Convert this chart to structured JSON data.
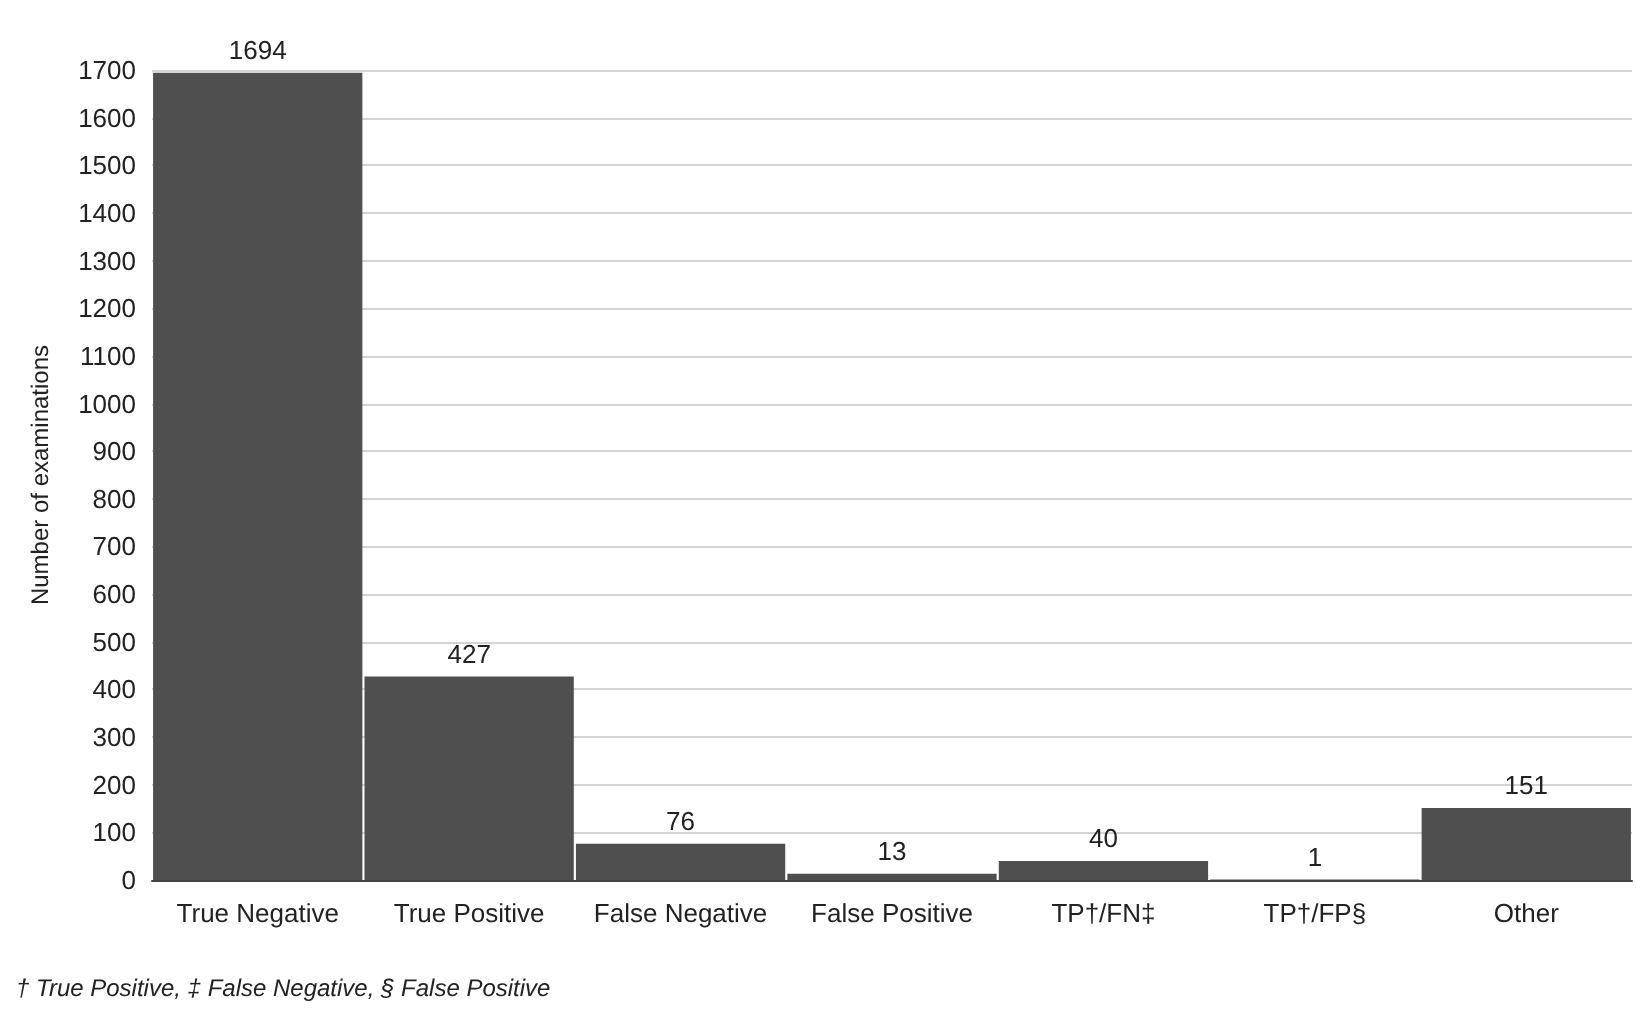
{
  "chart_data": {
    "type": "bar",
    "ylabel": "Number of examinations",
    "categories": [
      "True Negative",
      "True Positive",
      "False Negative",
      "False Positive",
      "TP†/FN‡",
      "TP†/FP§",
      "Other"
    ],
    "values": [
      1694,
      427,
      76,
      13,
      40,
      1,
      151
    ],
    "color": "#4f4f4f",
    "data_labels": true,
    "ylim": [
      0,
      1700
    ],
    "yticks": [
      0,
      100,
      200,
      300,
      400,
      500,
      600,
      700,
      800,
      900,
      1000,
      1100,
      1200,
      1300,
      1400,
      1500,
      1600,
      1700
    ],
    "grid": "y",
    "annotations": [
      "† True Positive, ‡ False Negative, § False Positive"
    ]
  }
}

_ _ _

Look above for every line with the word "Positive" and copy it.

      "True Positive",
      "False Positive",
      "† True Positive, ‡ False Negative, § False Positive"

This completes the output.